WHAT YOU SHOULD DO:
Output the lines that follow exactly as they are.

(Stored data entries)
********

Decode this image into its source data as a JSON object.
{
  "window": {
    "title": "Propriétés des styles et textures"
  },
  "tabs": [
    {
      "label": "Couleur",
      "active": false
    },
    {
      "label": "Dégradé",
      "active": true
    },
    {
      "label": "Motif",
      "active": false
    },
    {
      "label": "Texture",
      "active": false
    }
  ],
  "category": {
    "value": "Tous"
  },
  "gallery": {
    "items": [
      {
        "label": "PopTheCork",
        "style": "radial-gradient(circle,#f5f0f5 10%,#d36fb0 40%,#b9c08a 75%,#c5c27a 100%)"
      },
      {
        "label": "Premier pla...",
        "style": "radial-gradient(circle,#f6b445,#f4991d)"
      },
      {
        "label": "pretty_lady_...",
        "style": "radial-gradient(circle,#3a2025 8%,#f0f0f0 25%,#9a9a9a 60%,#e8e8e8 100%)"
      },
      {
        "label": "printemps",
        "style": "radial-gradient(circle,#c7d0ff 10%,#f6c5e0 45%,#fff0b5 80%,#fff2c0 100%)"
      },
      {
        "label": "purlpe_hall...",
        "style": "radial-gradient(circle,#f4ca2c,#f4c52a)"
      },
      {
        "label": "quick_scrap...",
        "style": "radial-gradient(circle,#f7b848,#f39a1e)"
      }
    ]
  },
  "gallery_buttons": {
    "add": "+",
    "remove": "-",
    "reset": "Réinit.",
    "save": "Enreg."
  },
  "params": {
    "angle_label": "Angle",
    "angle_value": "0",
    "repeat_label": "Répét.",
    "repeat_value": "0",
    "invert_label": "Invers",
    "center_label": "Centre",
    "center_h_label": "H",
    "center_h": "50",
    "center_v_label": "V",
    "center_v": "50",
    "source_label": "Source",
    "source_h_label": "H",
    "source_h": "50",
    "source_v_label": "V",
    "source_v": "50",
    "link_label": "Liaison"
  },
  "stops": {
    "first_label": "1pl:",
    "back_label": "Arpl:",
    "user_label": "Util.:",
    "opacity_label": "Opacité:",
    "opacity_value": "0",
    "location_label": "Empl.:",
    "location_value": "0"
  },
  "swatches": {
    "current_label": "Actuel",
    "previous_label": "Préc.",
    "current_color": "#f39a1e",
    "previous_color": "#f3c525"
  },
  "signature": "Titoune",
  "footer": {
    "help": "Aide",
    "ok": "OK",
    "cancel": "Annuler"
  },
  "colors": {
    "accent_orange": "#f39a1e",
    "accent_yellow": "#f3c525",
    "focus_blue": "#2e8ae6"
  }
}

********

RESULT OF THE EXERCISE:
Decode this image into its source data as a JSON object.
{
  "window": {
    "title": "Propriétés des styles et textures"
  },
  "tabs": [
    {
      "label": "Couleur",
      "active": false
    },
    {
      "label": "Dégradé",
      "active": true
    },
    {
      "label": "Motif",
      "active": false
    },
    {
      "label": "Texture",
      "active": false
    }
  ],
  "category": {
    "value": "Tous"
  },
  "gallery": {
    "items": [
      {
        "label": "PopTheCork",
        "style": "radial-gradient(circle,#f5f0f5 10%,#d36fb0 40%,#b9c08a 75%,#c5c27a 100%)"
      },
      {
        "label": "Premier pla...",
        "style": "radial-gradient(circle,#f6b445,#f4991d)"
      },
      {
        "label": "pretty_lady_...",
        "style": "radial-gradient(circle,#3a2025 8%,#f0f0f0 25%,#9a9a9a 60%,#e8e8e8 100%)"
      },
      {
        "label": "printemps",
        "style": "radial-gradient(circle,#c7d0ff 10%,#f6c5e0 45%,#fff0b5 80%,#fff2c0 100%)"
      },
      {
        "label": "purlpe_hall...",
        "style": "radial-gradient(circle,#f4ca2c,#f4c52a)"
      },
      {
        "label": "quick_scrap...",
        "style": "radial-gradient(circle,#f7b848,#f39a1e)"
      }
    ]
  },
  "gallery_buttons": {
    "add": "+",
    "remove": "-",
    "reset": "Réinit.",
    "save": "Enreg."
  },
  "params": {
    "angle_label": "Angle",
    "angle_value": "0",
    "repeat_label": "Répét.",
    "repeat_value": "0",
    "invert_label": "Invers",
    "center_label": "Centre",
    "center_h_label": "H",
    "center_h": "50",
    "center_v_label": "V",
    "center_v": "50",
    "source_label": "Source",
    "source_h_label": "H",
    "source_h": "50",
    "source_v_label": "V",
    "source_v": "50",
    "link_label": "Liaison"
  },
  "stops": {
    "first_label": "1pl:",
    "back_label": "Arpl:",
    "user_label": "Util.:",
    "opacity_label": "Opacité:",
    "opacity_value": "0",
    "location_label": "Empl.:",
    "location_value": "0"
  },
  "swatches": {
    "current_label": "Actuel",
    "previous_label": "Préc.",
    "current_color": "#f39a1e",
    "previous_color": "#f3c525"
  },
  "signature": "Titoune",
  "footer": {
    "help": "Aide",
    "ok": "OK",
    "cancel": "Annuler"
  },
  "colors": {
    "accent_orange": "#f39a1e",
    "accent_yellow": "#f3c525",
    "focus_blue": "#2e8ae6"
  }
}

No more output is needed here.